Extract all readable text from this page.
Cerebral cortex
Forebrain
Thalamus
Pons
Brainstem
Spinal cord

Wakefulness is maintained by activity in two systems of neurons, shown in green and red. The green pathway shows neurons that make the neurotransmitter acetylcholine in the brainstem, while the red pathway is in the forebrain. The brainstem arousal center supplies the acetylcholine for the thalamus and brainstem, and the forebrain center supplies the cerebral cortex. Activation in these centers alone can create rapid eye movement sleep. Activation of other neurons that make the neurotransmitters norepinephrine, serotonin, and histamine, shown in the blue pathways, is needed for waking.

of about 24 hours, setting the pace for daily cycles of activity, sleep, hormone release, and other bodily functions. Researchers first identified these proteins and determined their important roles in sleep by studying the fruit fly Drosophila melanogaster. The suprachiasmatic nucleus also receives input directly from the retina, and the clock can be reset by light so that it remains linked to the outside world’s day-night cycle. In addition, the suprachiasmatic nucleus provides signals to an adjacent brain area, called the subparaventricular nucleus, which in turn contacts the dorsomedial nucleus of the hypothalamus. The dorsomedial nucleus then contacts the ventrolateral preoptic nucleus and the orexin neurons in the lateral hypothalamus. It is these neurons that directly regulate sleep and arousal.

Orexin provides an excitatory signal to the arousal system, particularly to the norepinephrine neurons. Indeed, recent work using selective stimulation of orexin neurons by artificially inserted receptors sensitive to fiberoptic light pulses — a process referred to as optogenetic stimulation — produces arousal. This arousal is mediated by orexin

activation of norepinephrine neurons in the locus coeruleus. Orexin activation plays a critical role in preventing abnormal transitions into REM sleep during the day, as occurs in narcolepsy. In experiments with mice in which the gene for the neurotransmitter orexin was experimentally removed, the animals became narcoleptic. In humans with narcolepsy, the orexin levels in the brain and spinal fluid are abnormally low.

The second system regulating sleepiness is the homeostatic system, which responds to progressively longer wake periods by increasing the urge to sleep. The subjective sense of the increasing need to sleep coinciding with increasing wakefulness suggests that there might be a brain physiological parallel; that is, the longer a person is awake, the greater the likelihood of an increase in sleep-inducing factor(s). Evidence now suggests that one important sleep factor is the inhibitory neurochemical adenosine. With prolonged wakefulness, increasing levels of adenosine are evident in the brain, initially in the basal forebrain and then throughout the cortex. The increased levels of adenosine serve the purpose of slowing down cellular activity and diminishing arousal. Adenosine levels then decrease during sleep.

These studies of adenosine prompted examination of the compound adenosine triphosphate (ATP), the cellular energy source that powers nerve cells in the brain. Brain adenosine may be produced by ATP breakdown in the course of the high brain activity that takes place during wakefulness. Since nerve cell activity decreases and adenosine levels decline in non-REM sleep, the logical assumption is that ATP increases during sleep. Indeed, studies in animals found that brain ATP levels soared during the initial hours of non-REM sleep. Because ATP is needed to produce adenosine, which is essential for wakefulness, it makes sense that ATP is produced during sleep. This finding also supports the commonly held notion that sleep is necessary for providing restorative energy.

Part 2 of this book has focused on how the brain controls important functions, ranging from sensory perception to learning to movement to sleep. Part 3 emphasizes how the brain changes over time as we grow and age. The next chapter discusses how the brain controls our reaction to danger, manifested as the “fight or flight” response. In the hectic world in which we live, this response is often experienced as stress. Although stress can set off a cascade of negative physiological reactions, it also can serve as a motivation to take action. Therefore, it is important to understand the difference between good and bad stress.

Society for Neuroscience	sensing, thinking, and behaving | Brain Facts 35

**What needs to be done:**
Produce the material again exactly as it is shown above.

**Task answer:**
Extract all readable text from this page.
Cerebral cortex
Forebrain
Thalamus
Pons
Brainstem
Spinal cord

Wakefulness is maintained by activity in two systems of neurons, shown in green and red. The green pathway shows neurons that make the neurotransmitter acetylcholine in the brainstem, while the red pathway is in the forebrain. The brainstem arousal center supplies the acetylcholine for the thalamus and brainstem, and the forebrain center supplies the cerebral cortex. Activation in these centers alone can create rapid eye movement sleep. Activation of other neurons that make the neurotransmitters norepinephrine, serotonin, and histamine, shown in the blue pathways, is needed for waking.

of about 24 hours, setting the pace for daily cycles of activity, sleep, hormone release, and other bodily functions. Researchers first identified these proteins and determined their important roles in sleep by studying the fruit fly Drosophila melanogaster. The suprachiasmatic nucleus also receives input directly from the retina, and the clock can be reset by light so that it remains linked to the outside world’s day-night cycle. In addition, the suprachiasmatic nucleus provides signals to an adjacent brain area, called the subparaventricular nucleus, which in turn contacts the dorsomedial nucleus of the hypothalamus. The dorsomedial nucleus then contacts the ventrolateral preoptic nucleus and the orexin neurons in the lateral hypothalamus. It is these neurons that directly regulate sleep and arousal.

Orexin provides an excitatory signal to the arousal system, particularly to the norepinephrine neurons. Indeed, recent work using selective stimulation of orexin neurons by artificially inserted receptors sensitive to fiberoptic light pulses — a process referred to as optogenetic stimulation — produces arousal. This arousal is mediated by orexin

activation of norepinephrine neurons in the locus coeruleus. Orexin activation plays a critical role in preventing abnormal transitions into REM sleep during the day, as occurs in narcolepsy. In experiments with mice in which the gene for the neurotransmitter orexin was experimentally removed, the animals became narcoleptic. In humans with narcolepsy, the orexin levels in the brain and spinal fluid are abnormally low.

The second system regulating sleepiness is the homeostatic system, which responds to progressively longer wake periods by increasing the urge to sleep. The subjective sense of the increasing need to sleep coinciding with increasing wakefulness suggests that there might be a brain physiological parallel; that is, the longer a person is awake, the greater the likelihood of an increase in sleep-inducing factor(s). Evidence now suggests that one important sleep factor is the inhibitory neurochemical adenosine. With prolonged wakefulness, increasing levels of adenosine are evident in the brain, initially in the basal forebrain and then throughout the cortex. The increased levels of adenosine serve the purpose of slowing down cellular activity and diminishing arousal. Adenosine levels then decrease during sleep.

These studies of adenosine prompted examination of the compound adenosine triphosphate (ATP), the cellular energy source that powers nerve cells in the brain. Brain adenosine may be produced by ATP breakdown in the course of the high brain activity that takes place during wakefulness. Since nerve cell activity decreases and adenosine levels decline in non-REM sleep, the logical assumption is that ATP increases during sleep. Indeed, studies in animals found that brain ATP levels soared during the initial hours of non-REM sleep. Because ATP is needed to produce adenosine, which is essential for wakefulness, it makes sense that ATP is produced during sleep. This finding also supports the commonly held notion that sleep is necessary for providing restorative energy.

Part 2 of this book has focused on how the brain controls important functions, ranging from sensory perception to learning to movement to sleep. Part 3 emphasizes how the brain changes over time as we grow and age. The next chapter discusses how the brain controls our reaction to danger, manifested as the “fight or flight” response. In the hectic world in which we live, this response is often experienced as stress. Although stress can set off a cascade of negative physiological reactions, it also can serve as a motivation to take action. Therefore, it is important to understand the difference between good and bad stress.

Society for Neuroscience	sensing, thinking, and behaving | Brain Facts 35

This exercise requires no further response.